INSTRUCTIONS TO FOLLOW »
Extract the items from their first line down to the line containing "colorbar-segment (762, 297, 782, 329)", copying every line, both ends included, without change.

TASK INPUTS »
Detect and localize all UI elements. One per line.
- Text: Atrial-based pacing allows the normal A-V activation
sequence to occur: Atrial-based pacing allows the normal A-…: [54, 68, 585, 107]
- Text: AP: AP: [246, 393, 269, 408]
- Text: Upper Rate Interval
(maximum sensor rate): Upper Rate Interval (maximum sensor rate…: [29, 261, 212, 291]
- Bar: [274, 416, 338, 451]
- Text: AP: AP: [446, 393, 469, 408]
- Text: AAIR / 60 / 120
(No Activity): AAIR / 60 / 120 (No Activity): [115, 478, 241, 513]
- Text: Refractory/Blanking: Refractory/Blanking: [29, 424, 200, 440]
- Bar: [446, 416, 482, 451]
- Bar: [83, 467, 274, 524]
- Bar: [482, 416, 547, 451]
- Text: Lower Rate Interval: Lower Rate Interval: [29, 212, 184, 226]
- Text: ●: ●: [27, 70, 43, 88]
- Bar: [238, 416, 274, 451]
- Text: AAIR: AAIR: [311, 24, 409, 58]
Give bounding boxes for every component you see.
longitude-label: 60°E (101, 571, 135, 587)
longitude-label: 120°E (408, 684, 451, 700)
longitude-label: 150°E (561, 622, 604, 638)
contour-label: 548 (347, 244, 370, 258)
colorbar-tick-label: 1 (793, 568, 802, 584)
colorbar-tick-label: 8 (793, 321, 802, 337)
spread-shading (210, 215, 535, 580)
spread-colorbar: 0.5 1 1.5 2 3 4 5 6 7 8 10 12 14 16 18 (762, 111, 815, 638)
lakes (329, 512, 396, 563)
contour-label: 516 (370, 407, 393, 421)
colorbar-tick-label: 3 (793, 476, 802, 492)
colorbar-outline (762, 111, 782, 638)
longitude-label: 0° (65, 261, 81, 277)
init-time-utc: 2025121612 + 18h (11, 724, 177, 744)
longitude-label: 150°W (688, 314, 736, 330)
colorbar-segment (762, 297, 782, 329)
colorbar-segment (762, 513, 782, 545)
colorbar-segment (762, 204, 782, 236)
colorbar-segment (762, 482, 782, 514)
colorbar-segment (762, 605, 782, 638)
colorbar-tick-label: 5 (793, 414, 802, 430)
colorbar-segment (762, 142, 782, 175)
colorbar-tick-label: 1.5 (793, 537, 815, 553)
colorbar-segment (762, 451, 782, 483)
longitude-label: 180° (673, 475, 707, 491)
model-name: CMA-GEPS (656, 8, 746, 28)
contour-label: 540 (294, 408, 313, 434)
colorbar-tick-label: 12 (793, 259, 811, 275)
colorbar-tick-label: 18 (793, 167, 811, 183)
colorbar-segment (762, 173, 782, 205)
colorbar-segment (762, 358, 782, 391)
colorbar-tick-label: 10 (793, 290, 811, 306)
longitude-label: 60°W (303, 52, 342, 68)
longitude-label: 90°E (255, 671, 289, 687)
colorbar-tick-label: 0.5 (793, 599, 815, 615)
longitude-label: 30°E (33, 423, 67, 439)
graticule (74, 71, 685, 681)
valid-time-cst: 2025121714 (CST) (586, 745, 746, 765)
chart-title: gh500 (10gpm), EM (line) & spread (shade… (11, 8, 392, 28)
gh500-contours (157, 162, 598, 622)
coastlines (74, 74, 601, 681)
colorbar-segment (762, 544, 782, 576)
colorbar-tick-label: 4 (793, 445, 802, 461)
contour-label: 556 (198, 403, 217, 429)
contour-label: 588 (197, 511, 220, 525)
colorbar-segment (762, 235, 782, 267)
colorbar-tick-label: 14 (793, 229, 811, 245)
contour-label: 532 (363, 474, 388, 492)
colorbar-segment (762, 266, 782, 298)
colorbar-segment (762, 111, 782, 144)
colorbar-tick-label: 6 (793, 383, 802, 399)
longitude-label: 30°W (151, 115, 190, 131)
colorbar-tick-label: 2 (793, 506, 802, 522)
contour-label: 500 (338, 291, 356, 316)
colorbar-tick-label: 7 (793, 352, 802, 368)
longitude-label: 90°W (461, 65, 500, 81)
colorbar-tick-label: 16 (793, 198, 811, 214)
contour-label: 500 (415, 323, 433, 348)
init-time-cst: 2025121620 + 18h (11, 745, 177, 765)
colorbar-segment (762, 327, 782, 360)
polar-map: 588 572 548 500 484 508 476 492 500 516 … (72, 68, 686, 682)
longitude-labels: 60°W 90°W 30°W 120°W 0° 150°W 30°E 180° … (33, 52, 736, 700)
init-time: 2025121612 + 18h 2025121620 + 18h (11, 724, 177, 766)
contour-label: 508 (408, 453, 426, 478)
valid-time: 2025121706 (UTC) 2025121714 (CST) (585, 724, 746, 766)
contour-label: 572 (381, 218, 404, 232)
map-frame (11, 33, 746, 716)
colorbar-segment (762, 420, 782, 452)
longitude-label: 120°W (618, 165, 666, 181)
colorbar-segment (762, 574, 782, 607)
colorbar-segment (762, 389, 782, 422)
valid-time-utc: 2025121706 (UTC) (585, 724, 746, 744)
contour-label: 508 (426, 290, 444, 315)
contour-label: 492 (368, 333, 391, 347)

THE OUTPUT »
Detect and localize all UI elements. One per line.
- Text: Atrial-based pacing allows the normal A-V activation
sequence to occur: Atrial-based pacing allows the normal A-…: [54, 68, 585, 107]
- Text: AP: AP: [246, 393, 269, 408]
- Text: Upper Rate Interval
(maximum sensor rate): Upper Rate Interval (maximum sensor rate…: [29, 261, 212, 291]
- Bar: [274, 416, 338, 451]
- Text: AP: AP: [446, 393, 469, 408]
- Text: AAIR / 60 / 120
(No Activity): AAIR / 60 / 120 (No Activity): [115, 478, 241, 513]
- Text: Refractory/Blanking: Refractory/Blanking: [29, 424, 200, 440]
- Bar: [446, 416, 482, 451]
- Bar: [83, 467, 274, 524]
- Bar: [482, 416, 547, 451]
- Text: Lower Rate Interval: Lower Rate Interval: [29, 212, 184, 226]
- Text: ●: ●: [27, 70, 43, 88]
- Bar: [238, 416, 274, 451]
- Text: AAIR: AAIR: [311, 24, 409, 58]
Give bounding boxes for every component you see.
longitude-label: 60°E (101, 571, 135, 587)
longitude-label: 120°E (408, 684, 451, 700)
longitude-label: 150°E (561, 622, 604, 638)
contour-label: 548 (347, 244, 370, 258)
colorbar-tick-label: 1 (793, 568, 802, 584)
colorbar-tick-label: 8 (793, 321, 802, 337)
spread-shading (210, 215, 535, 580)
spread-colorbar: 0.5 1 1.5 2 3 4 5 6 7 8 10 12 14 16 18 (762, 111, 815, 638)
lakes (329, 512, 396, 563)
contour-label: 516 (370, 407, 393, 421)
colorbar-tick-label: 3 (793, 476, 802, 492)
colorbar-outline (762, 111, 782, 638)
longitude-label: 0° (65, 261, 81, 277)
init-time-utc: 2025121612 + 18h (11, 724, 177, 744)
longitude-label: 150°W (688, 314, 736, 330)
colorbar-segment (762, 297, 782, 329)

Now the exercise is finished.